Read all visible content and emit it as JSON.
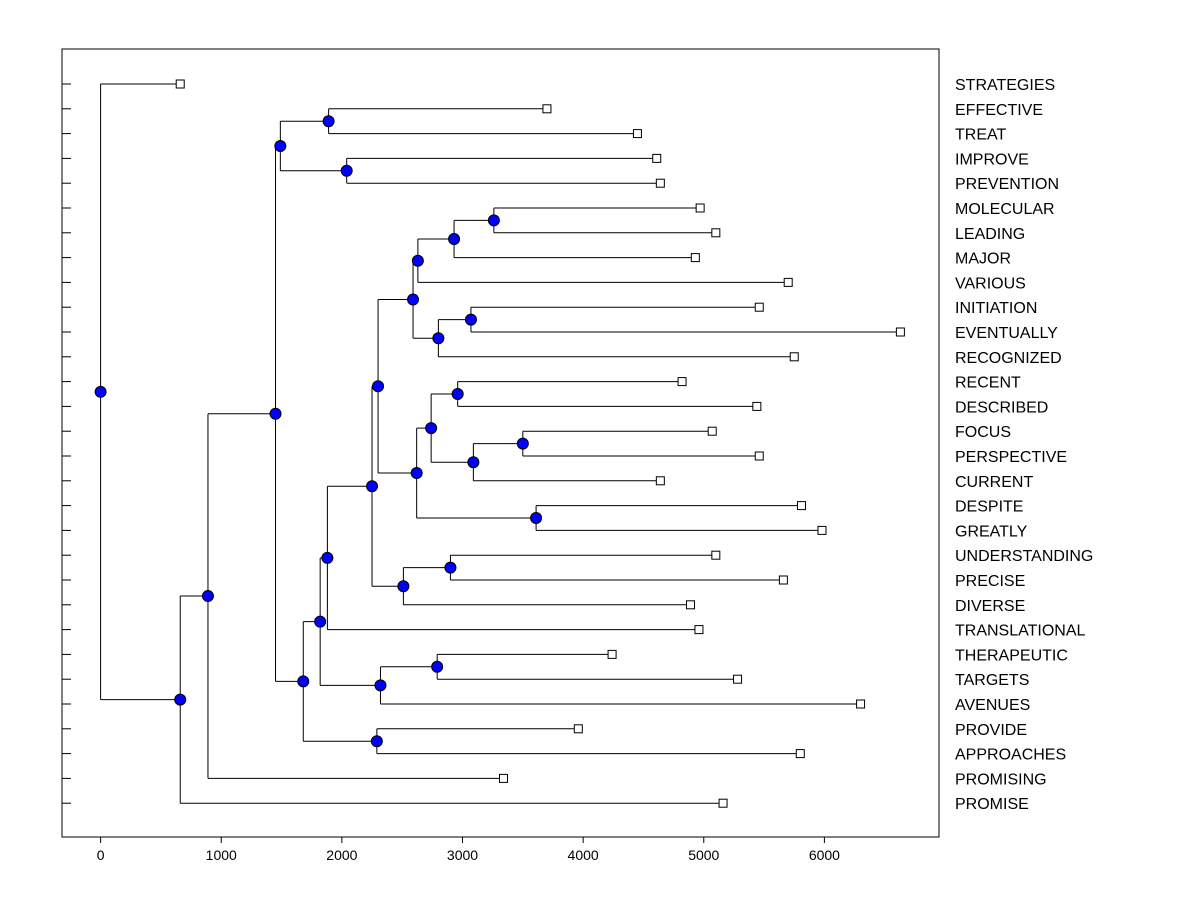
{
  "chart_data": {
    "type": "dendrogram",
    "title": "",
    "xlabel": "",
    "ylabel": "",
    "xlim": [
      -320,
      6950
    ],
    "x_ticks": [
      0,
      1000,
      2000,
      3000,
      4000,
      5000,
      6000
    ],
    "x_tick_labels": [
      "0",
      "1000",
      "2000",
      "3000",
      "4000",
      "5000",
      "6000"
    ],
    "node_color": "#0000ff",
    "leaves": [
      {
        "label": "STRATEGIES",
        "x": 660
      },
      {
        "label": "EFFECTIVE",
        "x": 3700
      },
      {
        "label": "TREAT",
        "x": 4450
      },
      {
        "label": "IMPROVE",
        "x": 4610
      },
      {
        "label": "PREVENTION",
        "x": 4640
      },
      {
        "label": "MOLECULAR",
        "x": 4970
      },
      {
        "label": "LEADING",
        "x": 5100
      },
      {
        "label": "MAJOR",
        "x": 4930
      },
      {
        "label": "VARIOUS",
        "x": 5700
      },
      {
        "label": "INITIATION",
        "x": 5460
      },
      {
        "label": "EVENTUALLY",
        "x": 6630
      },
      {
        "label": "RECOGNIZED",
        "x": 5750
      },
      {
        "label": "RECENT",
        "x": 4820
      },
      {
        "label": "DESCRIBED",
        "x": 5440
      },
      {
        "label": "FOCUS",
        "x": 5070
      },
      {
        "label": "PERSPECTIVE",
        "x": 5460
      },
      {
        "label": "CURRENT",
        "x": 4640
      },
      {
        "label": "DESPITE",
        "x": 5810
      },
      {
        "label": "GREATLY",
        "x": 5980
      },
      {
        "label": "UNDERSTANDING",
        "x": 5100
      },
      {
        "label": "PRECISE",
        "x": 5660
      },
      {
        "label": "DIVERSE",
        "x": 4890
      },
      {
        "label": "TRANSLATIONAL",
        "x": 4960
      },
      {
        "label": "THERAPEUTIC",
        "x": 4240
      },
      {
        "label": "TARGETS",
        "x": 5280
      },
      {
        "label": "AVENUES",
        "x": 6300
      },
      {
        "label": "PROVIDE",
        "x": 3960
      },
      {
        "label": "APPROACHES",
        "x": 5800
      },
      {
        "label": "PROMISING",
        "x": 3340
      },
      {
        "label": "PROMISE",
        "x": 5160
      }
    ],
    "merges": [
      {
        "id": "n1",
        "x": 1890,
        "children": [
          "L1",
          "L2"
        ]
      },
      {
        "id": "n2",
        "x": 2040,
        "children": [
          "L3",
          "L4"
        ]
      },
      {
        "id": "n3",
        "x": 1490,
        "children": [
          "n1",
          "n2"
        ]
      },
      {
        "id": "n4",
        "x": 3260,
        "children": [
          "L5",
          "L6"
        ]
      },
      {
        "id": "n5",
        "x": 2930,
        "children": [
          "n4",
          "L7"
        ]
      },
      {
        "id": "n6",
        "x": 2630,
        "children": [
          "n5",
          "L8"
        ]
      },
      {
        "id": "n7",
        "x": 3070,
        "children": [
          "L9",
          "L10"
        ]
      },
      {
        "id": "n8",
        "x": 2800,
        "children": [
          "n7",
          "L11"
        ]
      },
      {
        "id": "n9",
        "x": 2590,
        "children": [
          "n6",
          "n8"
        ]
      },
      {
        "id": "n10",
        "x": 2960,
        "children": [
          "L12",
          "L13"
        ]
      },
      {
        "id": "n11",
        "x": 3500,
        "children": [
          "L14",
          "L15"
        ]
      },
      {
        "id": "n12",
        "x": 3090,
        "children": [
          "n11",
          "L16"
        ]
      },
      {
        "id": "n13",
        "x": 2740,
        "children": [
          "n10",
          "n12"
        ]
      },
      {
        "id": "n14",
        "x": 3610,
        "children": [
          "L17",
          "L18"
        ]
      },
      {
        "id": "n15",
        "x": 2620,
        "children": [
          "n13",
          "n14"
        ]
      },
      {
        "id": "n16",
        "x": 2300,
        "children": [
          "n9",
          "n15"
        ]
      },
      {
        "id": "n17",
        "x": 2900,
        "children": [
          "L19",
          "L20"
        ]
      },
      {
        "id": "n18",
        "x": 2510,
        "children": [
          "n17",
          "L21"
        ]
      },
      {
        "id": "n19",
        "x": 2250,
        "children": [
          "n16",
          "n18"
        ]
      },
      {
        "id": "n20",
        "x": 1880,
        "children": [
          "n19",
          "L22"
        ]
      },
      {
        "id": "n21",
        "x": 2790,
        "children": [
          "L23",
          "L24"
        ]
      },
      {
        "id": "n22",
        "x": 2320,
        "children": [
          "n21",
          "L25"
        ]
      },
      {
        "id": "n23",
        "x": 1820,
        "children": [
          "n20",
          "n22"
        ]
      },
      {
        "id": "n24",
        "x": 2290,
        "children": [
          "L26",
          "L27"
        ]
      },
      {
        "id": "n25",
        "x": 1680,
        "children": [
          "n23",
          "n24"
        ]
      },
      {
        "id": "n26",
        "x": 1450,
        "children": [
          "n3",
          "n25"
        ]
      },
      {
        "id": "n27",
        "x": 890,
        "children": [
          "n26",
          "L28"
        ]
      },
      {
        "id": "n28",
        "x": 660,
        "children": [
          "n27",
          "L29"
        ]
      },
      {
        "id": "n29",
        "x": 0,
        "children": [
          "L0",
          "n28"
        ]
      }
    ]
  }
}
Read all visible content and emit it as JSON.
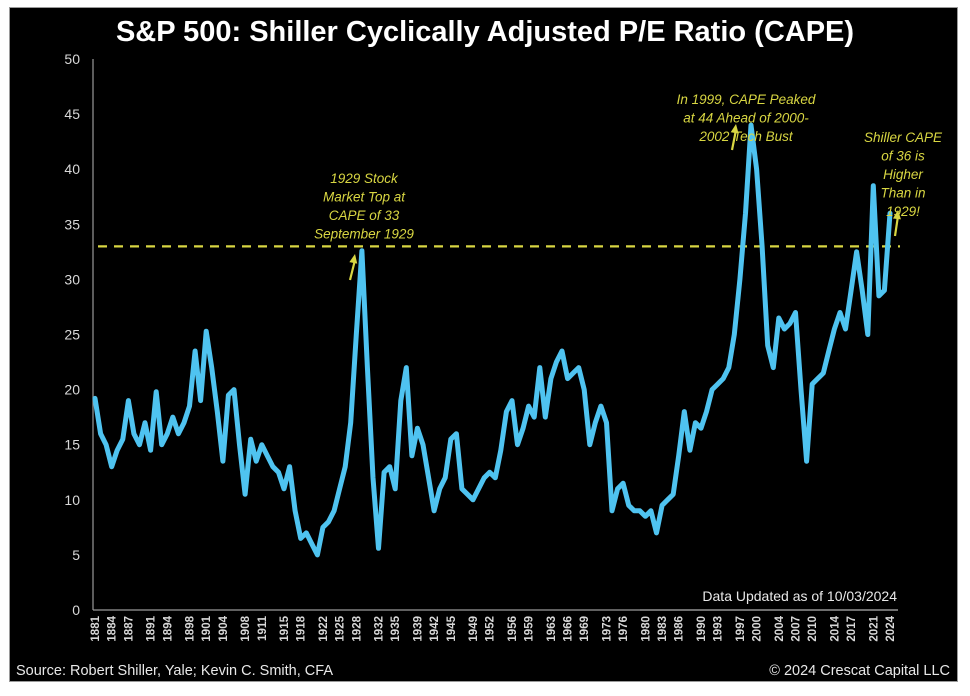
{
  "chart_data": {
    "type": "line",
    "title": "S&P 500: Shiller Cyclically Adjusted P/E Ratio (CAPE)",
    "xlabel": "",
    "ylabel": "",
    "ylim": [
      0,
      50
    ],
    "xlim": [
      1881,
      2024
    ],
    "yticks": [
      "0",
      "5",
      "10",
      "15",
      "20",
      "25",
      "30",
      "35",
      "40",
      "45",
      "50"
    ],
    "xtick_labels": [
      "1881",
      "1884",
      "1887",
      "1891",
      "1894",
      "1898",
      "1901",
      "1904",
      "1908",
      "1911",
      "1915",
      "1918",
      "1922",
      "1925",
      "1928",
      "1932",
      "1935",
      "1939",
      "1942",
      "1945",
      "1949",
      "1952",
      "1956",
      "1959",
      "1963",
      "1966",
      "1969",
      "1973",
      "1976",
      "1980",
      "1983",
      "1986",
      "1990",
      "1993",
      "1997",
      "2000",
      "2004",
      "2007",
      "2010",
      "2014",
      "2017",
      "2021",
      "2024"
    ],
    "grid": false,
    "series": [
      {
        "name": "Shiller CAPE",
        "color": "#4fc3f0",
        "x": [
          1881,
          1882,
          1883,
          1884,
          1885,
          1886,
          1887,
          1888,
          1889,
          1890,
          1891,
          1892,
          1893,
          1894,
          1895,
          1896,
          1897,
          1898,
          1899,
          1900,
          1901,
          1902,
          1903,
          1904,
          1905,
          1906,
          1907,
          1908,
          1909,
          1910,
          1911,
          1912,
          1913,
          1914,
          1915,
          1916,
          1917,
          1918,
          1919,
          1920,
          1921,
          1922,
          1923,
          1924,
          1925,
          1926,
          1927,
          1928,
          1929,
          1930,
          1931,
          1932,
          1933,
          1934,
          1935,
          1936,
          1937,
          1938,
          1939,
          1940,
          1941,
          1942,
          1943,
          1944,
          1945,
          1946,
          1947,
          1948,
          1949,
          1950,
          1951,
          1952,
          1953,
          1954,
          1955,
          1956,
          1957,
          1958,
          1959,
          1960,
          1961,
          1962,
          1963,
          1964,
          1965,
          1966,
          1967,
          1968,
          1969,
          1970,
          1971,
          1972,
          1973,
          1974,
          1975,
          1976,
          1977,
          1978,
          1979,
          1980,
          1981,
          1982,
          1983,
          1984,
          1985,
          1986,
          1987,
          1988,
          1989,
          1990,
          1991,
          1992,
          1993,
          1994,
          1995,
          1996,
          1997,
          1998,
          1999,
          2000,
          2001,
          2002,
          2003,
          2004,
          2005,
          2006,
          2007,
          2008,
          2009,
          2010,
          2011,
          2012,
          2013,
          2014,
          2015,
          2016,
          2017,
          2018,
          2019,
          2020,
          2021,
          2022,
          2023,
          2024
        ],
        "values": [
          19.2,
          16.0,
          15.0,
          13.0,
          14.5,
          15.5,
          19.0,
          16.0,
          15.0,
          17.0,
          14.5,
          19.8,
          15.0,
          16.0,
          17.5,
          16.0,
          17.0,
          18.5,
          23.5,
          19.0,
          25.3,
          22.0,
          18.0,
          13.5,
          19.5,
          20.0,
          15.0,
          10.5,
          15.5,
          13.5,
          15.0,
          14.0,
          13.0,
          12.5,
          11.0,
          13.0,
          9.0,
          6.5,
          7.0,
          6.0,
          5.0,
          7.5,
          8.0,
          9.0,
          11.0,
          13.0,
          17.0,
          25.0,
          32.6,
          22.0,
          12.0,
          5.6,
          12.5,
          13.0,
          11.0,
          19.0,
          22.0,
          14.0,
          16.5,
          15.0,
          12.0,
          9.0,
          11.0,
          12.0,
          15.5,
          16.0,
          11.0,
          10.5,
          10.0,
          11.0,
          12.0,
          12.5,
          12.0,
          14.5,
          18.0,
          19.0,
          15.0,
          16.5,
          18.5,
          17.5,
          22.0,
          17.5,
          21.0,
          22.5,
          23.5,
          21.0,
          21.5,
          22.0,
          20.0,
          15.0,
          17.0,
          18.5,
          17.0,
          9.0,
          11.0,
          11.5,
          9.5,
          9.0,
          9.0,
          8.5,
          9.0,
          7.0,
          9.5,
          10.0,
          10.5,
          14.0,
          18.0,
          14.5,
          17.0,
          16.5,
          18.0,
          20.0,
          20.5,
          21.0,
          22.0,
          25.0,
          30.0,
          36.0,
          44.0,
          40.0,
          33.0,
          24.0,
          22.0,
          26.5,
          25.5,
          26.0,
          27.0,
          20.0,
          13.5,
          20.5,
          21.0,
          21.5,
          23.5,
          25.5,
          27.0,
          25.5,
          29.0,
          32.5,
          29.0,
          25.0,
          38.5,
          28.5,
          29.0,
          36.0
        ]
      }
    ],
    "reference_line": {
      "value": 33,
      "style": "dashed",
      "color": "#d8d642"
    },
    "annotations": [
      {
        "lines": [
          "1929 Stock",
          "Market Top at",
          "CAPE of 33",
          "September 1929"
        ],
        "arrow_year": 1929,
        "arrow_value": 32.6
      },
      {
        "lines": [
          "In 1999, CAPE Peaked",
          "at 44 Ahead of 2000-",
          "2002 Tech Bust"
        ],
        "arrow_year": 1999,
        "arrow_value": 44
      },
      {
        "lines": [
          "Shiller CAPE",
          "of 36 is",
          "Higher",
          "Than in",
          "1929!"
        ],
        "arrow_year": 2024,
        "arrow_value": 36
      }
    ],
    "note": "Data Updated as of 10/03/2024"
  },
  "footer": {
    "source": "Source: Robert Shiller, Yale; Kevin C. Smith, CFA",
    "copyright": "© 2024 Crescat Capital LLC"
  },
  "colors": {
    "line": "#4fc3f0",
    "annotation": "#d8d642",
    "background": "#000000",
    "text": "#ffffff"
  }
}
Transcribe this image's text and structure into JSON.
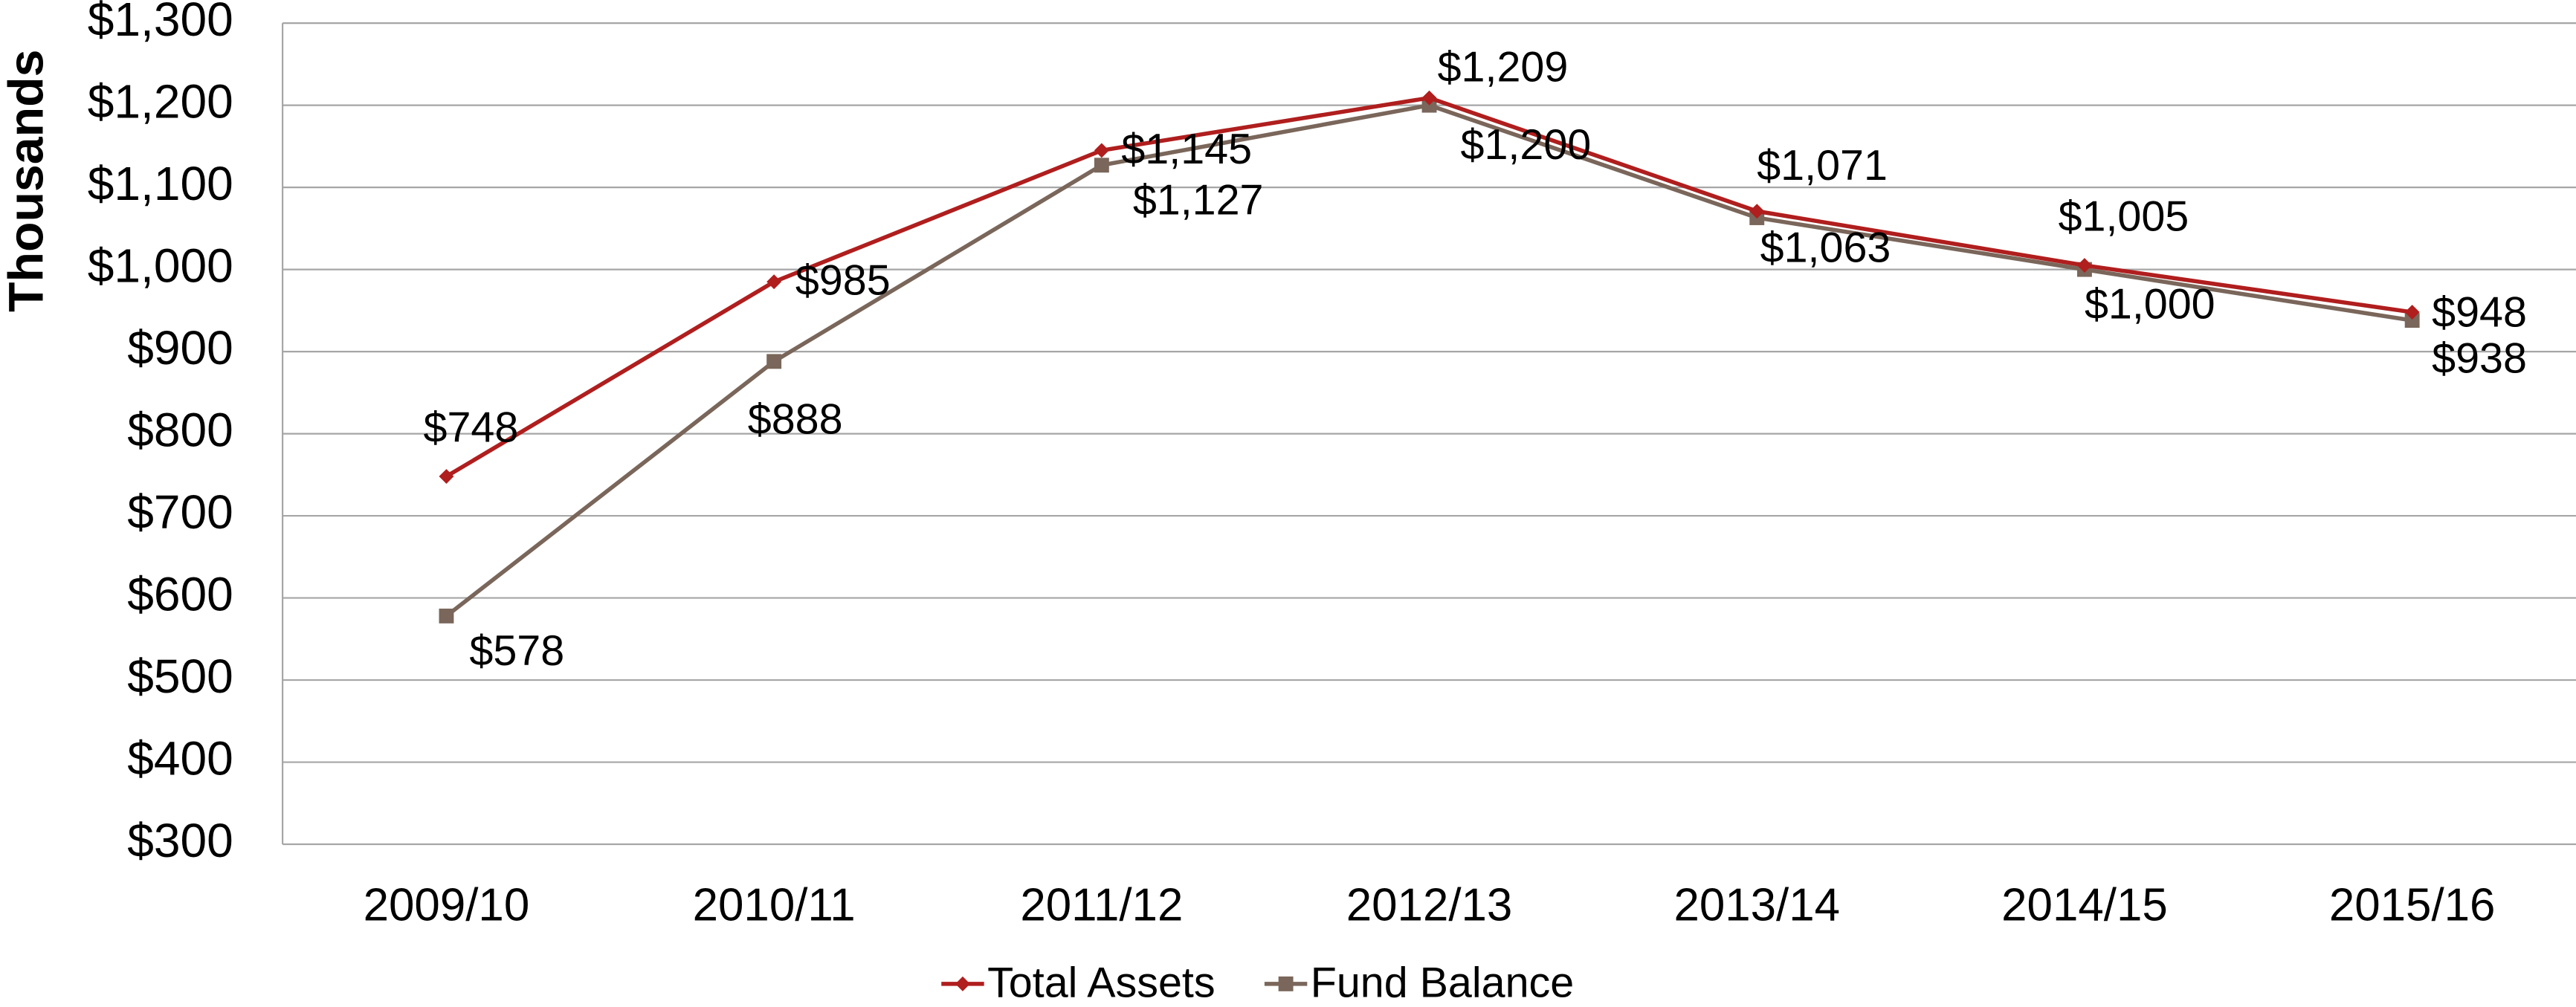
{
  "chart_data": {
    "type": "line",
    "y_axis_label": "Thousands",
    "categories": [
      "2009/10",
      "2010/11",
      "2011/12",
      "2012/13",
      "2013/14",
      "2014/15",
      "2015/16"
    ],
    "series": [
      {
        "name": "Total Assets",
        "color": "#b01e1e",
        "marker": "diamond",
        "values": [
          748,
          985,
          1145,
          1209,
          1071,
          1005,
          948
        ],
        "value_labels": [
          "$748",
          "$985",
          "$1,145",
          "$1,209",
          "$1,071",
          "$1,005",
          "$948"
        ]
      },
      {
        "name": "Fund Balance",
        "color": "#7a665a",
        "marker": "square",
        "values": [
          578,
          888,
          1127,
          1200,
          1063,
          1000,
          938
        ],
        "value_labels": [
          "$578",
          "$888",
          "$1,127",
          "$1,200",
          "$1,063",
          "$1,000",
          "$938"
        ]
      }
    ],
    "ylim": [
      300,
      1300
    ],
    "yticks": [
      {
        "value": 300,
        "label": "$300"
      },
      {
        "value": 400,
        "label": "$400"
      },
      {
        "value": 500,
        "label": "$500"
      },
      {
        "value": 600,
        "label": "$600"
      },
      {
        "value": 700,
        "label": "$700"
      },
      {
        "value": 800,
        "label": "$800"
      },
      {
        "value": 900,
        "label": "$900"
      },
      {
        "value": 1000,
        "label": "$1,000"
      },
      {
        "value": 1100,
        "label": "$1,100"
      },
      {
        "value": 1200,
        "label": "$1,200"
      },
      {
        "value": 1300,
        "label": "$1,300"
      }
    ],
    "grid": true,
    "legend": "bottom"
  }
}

——————

*Brief*
Write the number of lines containing the word "text" and nothing besides it.

*Solution for this exercise*
2